┌─ Recorded data

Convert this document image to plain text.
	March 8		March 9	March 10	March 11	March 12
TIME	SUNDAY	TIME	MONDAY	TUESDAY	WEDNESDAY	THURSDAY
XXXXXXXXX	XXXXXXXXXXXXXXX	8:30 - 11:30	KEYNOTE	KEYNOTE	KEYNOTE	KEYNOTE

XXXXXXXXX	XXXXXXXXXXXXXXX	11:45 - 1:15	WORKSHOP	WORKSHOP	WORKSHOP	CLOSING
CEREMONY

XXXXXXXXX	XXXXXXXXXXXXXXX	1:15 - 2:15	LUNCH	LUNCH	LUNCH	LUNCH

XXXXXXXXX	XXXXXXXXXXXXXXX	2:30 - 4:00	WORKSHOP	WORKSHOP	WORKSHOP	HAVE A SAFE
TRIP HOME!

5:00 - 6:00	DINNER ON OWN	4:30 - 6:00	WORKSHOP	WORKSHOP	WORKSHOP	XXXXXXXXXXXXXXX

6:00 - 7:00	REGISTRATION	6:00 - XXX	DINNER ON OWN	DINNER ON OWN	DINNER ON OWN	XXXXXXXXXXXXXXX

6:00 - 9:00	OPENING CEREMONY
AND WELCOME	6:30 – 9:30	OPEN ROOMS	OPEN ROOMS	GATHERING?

└─

Exercise objective >> Find how many lines in the material hold the word "DINNER" and state that number alone.

Solution >> 2